__Objective__
All of the entries need to be written out again, exactly as they are.

__Task input__
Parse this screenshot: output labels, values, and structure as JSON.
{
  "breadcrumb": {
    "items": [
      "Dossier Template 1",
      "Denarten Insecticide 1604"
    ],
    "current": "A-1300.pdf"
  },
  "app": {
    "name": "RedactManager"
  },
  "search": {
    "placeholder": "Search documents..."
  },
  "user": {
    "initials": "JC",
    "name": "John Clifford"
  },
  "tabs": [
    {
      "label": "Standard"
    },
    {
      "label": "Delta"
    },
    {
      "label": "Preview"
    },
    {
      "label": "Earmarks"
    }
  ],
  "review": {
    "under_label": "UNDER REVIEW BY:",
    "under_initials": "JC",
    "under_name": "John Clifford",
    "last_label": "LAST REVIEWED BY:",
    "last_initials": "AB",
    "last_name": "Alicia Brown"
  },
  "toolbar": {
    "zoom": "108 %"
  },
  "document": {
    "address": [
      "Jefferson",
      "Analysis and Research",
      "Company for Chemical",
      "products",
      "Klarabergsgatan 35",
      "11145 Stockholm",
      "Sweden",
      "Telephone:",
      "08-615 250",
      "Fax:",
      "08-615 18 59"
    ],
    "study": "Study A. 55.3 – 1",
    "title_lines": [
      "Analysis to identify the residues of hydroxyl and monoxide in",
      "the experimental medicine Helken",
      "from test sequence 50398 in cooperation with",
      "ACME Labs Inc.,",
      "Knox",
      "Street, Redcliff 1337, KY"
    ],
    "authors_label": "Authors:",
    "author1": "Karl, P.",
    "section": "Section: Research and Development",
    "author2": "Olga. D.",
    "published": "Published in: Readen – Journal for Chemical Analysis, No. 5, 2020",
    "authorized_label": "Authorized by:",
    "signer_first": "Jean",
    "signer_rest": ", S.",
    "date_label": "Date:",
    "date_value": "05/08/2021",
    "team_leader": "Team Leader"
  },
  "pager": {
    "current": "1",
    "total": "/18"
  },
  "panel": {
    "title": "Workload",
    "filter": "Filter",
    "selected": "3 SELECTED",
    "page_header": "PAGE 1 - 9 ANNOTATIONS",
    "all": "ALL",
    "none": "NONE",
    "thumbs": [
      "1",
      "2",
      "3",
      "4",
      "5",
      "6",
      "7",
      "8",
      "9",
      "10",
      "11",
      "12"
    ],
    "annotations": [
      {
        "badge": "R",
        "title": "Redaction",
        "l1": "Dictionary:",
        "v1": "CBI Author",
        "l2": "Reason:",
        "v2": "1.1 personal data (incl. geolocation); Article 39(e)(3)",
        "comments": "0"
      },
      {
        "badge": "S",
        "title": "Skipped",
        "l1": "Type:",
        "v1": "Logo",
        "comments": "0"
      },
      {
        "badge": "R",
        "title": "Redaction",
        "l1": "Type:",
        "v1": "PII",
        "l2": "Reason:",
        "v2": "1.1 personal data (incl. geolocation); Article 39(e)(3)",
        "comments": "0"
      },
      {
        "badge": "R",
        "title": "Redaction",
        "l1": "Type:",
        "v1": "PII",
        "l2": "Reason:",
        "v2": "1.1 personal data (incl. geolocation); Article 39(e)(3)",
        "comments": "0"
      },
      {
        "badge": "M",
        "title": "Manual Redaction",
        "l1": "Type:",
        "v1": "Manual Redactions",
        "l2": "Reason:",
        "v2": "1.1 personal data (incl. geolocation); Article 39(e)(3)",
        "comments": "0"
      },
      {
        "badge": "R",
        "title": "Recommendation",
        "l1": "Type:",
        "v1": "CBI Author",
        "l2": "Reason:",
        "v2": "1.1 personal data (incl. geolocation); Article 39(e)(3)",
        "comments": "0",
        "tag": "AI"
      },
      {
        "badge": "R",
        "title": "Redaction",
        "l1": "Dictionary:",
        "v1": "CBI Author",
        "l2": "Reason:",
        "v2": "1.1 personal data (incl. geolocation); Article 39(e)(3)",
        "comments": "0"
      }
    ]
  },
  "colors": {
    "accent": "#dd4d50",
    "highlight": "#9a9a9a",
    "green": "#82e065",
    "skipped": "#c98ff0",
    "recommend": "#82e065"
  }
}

__Problem solution__
Parse this screenshot: output labels, values, and structure as JSON.
{
  "breadcrumb": {
    "items": [
      "Dossier Template 1",
      "Denarten Insecticide 1604"
    ],
    "current": "A-1300.pdf"
  },
  "app": {
    "name": "RedactManager"
  },
  "search": {
    "placeholder": "Search documents..."
  },
  "user": {
    "initials": "JC",
    "name": "John Clifford"
  },
  "tabs": [
    {
      "label": "Standard"
    },
    {
      "label": "Delta"
    },
    {
      "label": "Preview"
    },
    {
      "label": "Earmarks"
    }
  ],
  "review": {
    "under_label": "UNDER REVIEW BY:",
    "under_initials": "JC",
    "under_name": "John Clifford",
    "last_label": "LAST REVIEWED BY:",
    "last_initials": "AB",
    "last_name": "Alicia Brown"
  },
  "toolbar": {
    "zoom": "108 %"
  },
  "document": {
    "address": [
      "Jefferson",
      "Analysis and Research",
      "Company for Chemical",
      "products",
      "Klarabergsgatan 35",
      "11145 Stockholm",
      "Sweden",
      "Telephone:",
      "08-615 250",
      "Fax:",
      "08-615 18 59"
    ],
    "study": "Study A. 55.3 – 1",
    "title_lines": [
      "Analysis to identify the residues of hydroxyl and monoxide in",
      "the experimental medicine Helken",
      "from test sequence 50398 in cooperation with",
      "ACME Labs Inc.,",
      "Knox",
      "Street, Redcliff 1337, KY"
    ],
    "authors_label": "Authors:",
    "author1": "Karl, P.",
    "section": "Section: Research and Development",
    "author2": "Olga. D.",
    "published": "Published in: Readen – Journal for Chemical Analysis, No. 5, 2020",
    "authorized_label": "Authorized by:",
    "signer_first": "Jean",
    "signer_rest": ", S.",
    "date_label": "Date:",
    "date_value": "05/08/2021",
    "team_leader": "Team Leader"
  },
  "pager": {
    "current": "1",
    "total": "/18"
  },
  "panel": {
    "title": "Workload",
    "filter": "Filter",
    "selected": "3 SELECTED",
    "page_header": "PAGE 1 - 9 ANNOTATIONS",
    "all": "ALL",
    "none": "NONE",
    "thumbs": [
      "1",
      "2",
      "3",
      "4",
      "5",
      "6",
      "7",
      "8",
      "9",
      "10",
      "11",
      "12"
    ],
    "annotations": [
      {
        "badge": "R",
        "title": "Redaction",
        "l1": "Dictionary:",
        "v1": "CBI Author",
        "l2": "Reason:",
        "v2": "1.1 personal data (incl. geolocation); Article 39(e)(3)",
        "comments": "0"
      },
      {
        "badge": "S",
        "title": "Skipped",
        "l1": "Type:",
        "v1": "Logo",
        "comments": "0"
      },
      {
        "badge": "R",
        "title": "Redaction",
        "l1": "Type:",
        "v1": "PII",
        "l2": "Reason:",
        "v2": "1.1 personal data (incl. geolocation); Article 39(e)(3)",
        "comments": "0"
      },
      {
        "badge": "R",
        "title": "Redaction",
        "l1": "Type:",
        "v1": "PII",
        "l2": "Reason:",
        "v2": "1.1 personal data (incl. geolocation); Article 39(e)(3)",
        "comments": "0"
      },
      {
        "badge": "M",
        "title": "Manual Redaction",
        "l1": "Type:",
        "v1": "Manual Redactions",
        "l2": "Reason:",
        "v2": "1.1 personal data (incl. geolocation); Article 39(e)(3)",
        "comments": "0"
      },
      {
        "badge": "R",
        "title": "Recommendation",
        "l1": "Type:",
        "v1": "CBI Author",
        "l2": "Reason:",
        "v2": "1.1 personal data (incl. geolocation); Article 39(e)(3)",
        "comments": "0",
        "tag": "AI"
      },
      {
        "badge": "R",
        "title": "Redaction",
        "l1": "Dictionary:",
        "v1": "CBI Author",
        "l2": "Reason:",
        "v2": "1.1 personal data (incl. geolocation); Article 39(e)(3)",
        "comments": "0"
      }
    ]
  },
  "colors": {
    "accent": "#dd4d50",
    "highlight": "#9a9a9a",
    "green": "#82e065",
    "skipped": "#c98ff0",
    "recommend": "#82e065"
  }
}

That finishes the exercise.